**Supplied entries**
--- begin ---

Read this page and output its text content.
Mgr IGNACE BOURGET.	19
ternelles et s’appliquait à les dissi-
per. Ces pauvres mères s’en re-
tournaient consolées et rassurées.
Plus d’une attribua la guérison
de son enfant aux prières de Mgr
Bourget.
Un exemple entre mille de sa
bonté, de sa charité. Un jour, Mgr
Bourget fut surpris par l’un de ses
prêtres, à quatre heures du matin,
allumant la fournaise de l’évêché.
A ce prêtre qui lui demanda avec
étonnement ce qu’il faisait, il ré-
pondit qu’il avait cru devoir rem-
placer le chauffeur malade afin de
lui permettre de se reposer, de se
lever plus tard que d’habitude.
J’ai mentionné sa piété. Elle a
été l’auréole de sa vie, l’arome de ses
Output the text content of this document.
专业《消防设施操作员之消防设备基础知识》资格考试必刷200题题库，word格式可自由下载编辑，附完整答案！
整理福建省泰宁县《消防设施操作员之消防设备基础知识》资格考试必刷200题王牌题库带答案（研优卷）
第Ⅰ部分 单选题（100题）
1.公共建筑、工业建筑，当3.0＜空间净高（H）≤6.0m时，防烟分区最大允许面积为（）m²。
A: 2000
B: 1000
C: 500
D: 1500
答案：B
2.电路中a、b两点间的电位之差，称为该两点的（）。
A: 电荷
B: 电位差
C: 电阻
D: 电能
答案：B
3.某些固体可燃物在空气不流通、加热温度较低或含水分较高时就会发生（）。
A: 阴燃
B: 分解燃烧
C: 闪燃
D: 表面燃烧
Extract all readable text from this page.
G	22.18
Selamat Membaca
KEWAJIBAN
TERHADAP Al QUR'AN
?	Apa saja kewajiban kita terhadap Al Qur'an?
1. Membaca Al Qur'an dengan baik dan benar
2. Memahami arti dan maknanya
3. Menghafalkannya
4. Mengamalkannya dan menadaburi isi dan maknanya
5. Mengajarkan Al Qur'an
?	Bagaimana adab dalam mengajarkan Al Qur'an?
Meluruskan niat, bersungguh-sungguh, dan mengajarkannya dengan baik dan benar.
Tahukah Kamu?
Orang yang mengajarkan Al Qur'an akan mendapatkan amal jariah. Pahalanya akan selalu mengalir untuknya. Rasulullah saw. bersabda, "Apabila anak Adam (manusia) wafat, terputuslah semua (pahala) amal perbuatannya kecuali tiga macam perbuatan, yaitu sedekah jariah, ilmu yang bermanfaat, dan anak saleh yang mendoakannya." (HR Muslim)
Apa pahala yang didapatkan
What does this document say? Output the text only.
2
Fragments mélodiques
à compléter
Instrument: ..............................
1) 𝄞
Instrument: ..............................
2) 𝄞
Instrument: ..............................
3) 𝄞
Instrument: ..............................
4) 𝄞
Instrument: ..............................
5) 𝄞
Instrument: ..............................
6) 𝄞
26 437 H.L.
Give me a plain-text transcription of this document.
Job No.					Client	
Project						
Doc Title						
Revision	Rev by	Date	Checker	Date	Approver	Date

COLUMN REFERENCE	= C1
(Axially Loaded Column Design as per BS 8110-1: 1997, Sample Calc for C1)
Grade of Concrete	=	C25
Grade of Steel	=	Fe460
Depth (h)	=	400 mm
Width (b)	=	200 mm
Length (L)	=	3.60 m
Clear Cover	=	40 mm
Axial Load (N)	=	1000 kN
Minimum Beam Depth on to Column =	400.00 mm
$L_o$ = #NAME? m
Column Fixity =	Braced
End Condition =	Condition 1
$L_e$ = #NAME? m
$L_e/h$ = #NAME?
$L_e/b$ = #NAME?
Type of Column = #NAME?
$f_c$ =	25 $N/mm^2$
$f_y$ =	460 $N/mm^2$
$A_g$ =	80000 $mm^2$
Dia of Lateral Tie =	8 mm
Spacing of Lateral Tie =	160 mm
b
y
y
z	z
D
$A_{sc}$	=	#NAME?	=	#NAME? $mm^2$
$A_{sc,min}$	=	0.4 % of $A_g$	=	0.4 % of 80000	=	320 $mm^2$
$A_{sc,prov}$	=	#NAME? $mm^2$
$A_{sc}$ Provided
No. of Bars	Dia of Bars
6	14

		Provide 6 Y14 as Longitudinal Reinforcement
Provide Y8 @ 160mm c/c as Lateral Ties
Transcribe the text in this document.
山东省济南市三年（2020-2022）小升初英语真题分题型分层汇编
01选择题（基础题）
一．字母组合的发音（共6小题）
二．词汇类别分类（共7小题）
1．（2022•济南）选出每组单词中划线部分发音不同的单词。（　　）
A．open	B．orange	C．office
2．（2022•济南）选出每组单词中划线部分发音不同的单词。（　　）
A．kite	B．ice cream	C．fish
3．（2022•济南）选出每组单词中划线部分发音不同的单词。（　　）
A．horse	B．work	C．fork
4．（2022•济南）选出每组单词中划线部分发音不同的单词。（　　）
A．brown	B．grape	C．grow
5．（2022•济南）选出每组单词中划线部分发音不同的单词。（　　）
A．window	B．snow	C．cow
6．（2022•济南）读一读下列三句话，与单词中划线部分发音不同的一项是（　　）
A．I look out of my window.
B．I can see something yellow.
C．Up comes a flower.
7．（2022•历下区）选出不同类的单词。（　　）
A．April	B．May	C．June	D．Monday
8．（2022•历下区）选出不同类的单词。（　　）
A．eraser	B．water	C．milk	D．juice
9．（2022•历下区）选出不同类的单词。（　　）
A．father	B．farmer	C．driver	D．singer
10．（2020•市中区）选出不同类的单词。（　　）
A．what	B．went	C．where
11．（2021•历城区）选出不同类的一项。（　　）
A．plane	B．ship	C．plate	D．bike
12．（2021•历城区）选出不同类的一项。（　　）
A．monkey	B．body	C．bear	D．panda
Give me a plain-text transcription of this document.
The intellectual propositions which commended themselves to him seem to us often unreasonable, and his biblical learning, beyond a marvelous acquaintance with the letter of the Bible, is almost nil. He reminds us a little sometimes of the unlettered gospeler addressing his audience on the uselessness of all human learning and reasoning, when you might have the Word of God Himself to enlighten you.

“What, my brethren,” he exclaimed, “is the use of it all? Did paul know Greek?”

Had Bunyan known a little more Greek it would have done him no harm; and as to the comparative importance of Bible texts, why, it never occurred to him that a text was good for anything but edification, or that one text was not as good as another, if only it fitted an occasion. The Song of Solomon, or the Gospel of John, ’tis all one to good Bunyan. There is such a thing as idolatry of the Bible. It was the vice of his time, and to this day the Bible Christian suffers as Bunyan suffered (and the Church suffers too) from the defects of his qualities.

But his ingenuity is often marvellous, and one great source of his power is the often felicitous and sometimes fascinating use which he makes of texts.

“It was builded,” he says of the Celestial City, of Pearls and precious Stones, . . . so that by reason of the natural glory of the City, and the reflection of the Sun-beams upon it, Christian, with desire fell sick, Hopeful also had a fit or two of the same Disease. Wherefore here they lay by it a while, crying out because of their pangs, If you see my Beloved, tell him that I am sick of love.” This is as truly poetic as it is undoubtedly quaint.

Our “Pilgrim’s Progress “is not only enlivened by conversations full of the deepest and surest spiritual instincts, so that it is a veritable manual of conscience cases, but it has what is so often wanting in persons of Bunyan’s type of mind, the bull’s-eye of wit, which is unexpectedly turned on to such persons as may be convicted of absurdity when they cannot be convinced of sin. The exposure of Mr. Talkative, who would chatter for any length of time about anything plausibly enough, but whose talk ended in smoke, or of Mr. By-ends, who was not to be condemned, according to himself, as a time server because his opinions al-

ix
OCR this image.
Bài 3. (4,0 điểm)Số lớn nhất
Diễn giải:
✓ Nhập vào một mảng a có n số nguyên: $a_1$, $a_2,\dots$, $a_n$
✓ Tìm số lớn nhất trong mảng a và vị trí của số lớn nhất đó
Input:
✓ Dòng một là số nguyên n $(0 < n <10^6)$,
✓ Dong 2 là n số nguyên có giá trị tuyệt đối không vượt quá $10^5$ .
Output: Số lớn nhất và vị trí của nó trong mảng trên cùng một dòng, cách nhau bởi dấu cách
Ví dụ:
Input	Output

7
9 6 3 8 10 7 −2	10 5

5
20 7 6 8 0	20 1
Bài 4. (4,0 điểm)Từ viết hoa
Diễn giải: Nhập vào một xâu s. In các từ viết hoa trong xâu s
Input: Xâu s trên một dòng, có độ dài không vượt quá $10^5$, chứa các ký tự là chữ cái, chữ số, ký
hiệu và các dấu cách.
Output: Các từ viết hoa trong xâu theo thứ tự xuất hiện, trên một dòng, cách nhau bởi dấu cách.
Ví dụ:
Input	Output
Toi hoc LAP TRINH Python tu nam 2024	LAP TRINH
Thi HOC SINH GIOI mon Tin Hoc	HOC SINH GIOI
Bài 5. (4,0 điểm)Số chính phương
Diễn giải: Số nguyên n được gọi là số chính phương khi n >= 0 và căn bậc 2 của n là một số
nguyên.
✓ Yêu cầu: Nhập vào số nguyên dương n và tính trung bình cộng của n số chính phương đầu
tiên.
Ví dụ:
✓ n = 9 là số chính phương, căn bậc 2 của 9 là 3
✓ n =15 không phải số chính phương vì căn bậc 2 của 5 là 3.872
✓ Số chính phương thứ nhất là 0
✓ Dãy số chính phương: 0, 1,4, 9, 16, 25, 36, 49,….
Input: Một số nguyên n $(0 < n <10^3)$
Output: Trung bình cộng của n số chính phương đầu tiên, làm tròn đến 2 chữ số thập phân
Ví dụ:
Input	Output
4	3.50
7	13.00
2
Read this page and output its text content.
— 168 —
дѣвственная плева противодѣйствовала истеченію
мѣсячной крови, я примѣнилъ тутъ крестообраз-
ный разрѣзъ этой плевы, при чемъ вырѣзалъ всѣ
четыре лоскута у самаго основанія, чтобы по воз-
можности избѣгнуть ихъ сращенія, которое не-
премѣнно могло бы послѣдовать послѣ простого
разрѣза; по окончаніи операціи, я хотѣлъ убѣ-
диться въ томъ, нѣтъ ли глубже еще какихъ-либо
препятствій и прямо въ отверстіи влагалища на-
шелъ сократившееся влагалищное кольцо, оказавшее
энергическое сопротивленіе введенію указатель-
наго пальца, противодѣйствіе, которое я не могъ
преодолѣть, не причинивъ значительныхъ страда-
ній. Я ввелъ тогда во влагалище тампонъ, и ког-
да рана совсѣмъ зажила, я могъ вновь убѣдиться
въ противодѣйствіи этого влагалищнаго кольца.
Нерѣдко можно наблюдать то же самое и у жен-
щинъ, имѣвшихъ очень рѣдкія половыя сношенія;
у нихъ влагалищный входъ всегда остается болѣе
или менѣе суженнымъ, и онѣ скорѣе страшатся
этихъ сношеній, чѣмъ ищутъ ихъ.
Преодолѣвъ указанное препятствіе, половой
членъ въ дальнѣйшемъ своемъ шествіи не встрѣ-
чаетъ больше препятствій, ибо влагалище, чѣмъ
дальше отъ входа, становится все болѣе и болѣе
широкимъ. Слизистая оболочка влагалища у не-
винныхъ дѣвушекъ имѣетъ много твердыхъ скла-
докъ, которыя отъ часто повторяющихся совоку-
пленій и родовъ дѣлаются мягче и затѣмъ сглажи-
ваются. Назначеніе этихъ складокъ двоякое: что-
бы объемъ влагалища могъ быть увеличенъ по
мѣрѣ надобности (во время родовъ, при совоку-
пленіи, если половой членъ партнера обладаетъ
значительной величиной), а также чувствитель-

--- end ---

**Task requirements**
Leave out every line without the string "maknanya" and copy the rest.

**Solved exercise**
2. Memahami arti dan maknanya
4. Mengamalkannya dan menadaburi isi dan maknanya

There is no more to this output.